→ Problem details
Every line that holds "recently" should be shown.

→ Entries supplied
□ □ □
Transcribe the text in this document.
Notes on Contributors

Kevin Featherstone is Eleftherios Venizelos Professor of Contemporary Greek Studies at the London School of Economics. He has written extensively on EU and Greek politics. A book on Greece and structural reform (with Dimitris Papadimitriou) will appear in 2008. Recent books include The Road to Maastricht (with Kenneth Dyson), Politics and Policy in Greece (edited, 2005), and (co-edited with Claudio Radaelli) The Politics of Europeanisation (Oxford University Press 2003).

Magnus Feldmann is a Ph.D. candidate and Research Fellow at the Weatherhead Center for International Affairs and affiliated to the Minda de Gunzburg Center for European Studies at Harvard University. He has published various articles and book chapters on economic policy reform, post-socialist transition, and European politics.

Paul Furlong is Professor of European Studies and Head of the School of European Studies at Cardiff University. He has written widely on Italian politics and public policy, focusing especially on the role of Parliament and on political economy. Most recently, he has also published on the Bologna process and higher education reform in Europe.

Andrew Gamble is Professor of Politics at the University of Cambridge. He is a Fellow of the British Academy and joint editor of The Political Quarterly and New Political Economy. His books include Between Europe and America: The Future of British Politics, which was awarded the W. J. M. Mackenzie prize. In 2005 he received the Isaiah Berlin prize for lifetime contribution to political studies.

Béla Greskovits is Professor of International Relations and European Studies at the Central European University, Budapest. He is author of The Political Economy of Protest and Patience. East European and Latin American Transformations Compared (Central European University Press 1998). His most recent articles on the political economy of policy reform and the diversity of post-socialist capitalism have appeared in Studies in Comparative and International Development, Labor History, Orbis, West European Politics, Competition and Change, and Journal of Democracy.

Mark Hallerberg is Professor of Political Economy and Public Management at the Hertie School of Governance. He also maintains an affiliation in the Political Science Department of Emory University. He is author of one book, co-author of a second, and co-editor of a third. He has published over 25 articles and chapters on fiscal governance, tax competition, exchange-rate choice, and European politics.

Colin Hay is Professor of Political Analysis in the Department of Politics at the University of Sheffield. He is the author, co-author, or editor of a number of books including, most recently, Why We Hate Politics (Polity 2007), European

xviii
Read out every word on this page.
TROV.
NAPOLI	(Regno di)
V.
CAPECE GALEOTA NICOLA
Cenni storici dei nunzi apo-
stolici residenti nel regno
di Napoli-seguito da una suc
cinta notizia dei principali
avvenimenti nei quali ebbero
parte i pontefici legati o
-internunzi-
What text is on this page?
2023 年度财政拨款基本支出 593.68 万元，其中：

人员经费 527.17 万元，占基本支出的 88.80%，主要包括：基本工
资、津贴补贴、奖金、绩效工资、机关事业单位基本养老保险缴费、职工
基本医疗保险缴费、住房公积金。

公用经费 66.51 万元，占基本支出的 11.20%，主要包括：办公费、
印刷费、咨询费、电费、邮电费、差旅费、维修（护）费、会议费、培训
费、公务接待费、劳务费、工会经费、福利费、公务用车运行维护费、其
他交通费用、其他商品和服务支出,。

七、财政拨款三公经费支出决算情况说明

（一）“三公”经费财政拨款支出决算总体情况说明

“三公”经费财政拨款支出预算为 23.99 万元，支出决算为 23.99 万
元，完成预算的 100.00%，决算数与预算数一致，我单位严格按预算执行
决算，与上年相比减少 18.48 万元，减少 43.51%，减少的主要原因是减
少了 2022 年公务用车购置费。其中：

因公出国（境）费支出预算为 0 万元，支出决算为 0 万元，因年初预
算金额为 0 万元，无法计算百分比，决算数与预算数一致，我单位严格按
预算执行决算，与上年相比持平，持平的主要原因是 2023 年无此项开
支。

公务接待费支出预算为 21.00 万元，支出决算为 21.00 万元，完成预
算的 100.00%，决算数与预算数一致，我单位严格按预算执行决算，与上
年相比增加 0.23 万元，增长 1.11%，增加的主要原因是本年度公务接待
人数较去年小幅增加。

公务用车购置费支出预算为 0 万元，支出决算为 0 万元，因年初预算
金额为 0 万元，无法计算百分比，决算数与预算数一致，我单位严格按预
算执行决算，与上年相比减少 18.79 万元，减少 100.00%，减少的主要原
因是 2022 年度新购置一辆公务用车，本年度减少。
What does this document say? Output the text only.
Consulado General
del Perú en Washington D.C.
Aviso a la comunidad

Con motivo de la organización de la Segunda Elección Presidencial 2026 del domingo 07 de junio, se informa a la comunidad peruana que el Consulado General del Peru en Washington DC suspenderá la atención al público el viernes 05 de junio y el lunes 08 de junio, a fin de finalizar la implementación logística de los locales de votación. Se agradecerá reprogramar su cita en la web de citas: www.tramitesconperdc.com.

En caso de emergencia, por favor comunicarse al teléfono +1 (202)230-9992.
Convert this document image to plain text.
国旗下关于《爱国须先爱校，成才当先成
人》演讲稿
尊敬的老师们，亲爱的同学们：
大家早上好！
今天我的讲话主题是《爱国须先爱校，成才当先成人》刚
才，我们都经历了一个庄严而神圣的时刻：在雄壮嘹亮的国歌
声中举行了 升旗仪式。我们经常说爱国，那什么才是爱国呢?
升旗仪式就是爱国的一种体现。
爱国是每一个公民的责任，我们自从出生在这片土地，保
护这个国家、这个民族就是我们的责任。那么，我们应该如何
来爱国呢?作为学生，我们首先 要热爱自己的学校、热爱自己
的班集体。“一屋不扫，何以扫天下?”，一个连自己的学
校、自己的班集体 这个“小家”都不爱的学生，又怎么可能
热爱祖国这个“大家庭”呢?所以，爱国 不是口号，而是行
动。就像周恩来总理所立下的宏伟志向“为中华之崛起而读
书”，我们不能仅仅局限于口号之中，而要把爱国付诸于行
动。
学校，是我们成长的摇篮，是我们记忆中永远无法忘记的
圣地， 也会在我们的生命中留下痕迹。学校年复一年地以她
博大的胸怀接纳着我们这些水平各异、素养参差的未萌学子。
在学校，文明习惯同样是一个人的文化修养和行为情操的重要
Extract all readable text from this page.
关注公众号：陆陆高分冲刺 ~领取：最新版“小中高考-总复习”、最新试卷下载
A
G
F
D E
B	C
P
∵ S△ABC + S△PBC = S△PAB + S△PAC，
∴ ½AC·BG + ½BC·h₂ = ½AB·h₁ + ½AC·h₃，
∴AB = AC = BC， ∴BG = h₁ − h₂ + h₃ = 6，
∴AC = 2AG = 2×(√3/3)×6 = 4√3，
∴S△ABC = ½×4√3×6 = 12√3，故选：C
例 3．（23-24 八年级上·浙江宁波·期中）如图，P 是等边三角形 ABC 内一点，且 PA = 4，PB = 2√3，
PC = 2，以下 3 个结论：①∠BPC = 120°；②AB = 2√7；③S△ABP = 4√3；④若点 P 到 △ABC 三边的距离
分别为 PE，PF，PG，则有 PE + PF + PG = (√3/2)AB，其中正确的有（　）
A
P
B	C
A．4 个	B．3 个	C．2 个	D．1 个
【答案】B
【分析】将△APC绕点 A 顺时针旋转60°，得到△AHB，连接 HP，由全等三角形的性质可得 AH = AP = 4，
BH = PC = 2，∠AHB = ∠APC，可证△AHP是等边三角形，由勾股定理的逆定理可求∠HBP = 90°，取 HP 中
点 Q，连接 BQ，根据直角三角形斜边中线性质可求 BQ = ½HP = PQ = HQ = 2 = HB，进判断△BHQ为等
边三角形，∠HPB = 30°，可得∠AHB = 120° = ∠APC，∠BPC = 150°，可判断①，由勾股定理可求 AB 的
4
□ □ □
→ Correct answer
Paul Furlong is Professor of European Studies and Head of the School of European Studies at Cardiff University. He has written widely on Italian politics and public policy, focusing especially on the role of Parliament and on political economy. Most recently, he has also published on the Bologna process and higher education reform in Europe.
Colin Hay is Professor of Political Analysis in the Department of Politics at the University of Sheffield. He is the author, co-author, or editor of a number of books including, most recently, Why We Hate Politics (Polity 2007), European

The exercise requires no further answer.